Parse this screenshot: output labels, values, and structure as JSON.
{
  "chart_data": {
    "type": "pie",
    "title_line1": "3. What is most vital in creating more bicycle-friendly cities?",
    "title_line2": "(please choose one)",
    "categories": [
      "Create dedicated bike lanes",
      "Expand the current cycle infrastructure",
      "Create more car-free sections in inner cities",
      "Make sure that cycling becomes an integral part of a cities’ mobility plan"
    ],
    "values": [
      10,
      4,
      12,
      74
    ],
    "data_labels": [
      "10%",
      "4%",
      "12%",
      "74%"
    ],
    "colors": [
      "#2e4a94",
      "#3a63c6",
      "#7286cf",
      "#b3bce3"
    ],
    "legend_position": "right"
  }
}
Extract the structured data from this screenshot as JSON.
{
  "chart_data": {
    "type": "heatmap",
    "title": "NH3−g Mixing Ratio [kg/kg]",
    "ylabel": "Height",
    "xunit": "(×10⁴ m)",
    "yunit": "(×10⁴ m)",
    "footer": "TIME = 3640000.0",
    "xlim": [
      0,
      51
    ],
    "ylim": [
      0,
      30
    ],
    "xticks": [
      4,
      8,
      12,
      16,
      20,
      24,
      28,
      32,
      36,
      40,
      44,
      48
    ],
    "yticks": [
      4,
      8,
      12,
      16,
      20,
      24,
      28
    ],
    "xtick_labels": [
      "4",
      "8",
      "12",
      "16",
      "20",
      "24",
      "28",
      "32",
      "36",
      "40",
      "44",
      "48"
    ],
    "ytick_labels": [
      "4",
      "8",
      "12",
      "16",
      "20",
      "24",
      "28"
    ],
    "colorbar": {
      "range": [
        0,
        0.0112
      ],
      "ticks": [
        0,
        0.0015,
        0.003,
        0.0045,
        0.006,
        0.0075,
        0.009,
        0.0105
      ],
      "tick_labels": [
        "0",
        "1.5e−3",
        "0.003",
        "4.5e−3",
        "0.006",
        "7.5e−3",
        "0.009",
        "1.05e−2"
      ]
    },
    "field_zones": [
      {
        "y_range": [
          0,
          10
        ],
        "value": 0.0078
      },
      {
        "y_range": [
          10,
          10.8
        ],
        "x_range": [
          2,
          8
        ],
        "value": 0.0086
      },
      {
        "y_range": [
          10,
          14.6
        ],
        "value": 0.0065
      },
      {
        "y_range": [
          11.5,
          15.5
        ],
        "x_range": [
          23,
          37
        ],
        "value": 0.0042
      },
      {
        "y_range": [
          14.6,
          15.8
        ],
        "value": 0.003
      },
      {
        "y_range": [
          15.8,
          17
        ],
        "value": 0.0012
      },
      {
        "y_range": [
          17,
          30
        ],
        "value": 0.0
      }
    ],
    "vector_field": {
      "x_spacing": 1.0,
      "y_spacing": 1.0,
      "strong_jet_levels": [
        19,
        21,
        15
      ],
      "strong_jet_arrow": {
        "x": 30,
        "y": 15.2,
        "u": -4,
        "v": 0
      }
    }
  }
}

++++++

Work out how many lines in the entries hold the string "this". Your answer should consist solely of that number.

## Written answer
2